_Work required_
Copy out all lines that carry the word "Yorumlayınız".

-- start Excerpted records --

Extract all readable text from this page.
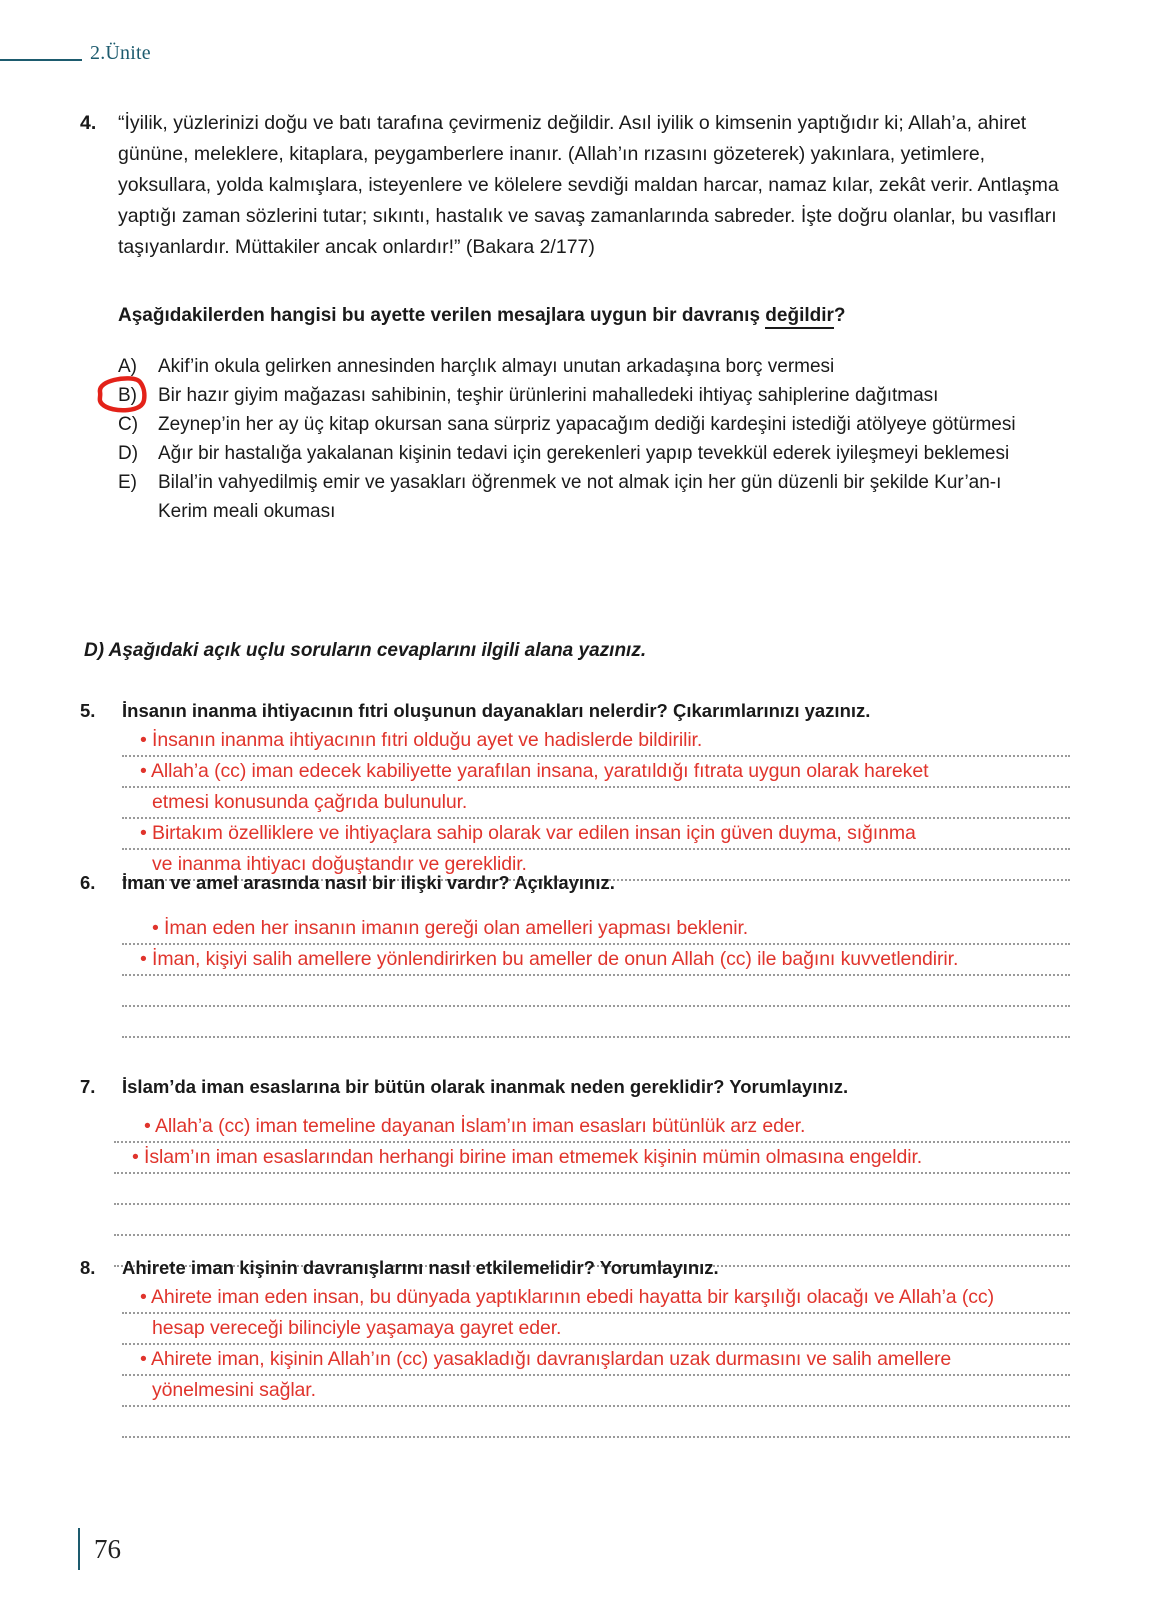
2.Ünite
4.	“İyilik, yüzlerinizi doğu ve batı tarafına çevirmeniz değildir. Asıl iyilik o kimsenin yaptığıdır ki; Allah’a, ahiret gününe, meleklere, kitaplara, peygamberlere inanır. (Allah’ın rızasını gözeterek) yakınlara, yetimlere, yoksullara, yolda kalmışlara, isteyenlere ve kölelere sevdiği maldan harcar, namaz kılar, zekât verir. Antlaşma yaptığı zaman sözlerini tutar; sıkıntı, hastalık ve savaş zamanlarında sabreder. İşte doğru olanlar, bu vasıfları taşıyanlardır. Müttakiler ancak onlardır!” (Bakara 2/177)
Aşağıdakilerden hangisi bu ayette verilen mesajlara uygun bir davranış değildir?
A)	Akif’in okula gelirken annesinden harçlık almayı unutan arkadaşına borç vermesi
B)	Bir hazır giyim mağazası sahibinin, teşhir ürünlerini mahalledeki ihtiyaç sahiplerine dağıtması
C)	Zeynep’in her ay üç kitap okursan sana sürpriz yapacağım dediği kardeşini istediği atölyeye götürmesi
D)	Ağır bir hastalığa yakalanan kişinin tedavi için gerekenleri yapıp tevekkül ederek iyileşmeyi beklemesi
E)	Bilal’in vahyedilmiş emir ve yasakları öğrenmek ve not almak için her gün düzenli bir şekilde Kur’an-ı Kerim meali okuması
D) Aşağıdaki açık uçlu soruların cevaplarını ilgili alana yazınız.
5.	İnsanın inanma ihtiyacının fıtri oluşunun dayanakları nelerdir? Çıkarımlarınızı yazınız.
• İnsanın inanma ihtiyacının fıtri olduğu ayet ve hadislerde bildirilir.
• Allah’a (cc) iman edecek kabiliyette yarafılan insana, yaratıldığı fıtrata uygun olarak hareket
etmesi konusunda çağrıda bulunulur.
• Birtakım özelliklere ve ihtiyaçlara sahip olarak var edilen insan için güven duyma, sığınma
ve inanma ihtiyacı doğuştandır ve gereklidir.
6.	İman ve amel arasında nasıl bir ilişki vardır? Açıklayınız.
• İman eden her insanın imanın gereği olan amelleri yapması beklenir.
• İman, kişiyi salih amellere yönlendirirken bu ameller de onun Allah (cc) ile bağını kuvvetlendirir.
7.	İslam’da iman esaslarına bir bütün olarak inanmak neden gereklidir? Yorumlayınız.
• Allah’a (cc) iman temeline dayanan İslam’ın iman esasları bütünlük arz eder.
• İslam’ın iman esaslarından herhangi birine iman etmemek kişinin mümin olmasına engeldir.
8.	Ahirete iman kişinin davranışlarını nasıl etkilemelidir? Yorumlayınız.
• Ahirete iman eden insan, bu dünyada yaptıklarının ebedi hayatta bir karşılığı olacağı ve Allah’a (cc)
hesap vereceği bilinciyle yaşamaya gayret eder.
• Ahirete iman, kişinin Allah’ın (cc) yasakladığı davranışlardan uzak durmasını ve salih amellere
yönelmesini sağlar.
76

-- end Excerpted records --
-- start Excerpted records --

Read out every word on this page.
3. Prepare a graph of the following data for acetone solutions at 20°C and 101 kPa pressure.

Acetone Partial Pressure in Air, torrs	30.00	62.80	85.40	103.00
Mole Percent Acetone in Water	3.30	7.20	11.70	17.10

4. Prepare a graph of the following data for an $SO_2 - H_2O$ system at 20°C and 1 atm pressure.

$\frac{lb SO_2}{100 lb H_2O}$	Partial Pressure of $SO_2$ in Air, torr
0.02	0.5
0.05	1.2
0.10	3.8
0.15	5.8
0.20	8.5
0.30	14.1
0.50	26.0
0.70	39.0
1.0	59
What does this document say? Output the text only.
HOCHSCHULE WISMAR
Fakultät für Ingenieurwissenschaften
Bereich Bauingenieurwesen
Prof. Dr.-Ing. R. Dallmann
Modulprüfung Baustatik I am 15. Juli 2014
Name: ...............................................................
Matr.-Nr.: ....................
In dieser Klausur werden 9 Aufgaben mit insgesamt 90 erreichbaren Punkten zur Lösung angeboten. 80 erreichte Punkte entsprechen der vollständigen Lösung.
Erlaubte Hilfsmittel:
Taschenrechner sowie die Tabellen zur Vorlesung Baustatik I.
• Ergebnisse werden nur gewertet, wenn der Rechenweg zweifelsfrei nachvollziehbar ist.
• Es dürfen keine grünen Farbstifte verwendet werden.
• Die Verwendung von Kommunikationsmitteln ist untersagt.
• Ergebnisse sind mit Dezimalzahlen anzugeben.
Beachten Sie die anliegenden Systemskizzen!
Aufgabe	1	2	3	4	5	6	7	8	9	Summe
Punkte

-- end Excerpted records --

_Finished task_
7.	İslam’da iman esaslarına bir bütün olarak inanmak neden gereklidir? Yorumlayınız.
8.	Ahirete iman kişinin davranışlarını nasıl etkilemelidir? Yorumlayınız.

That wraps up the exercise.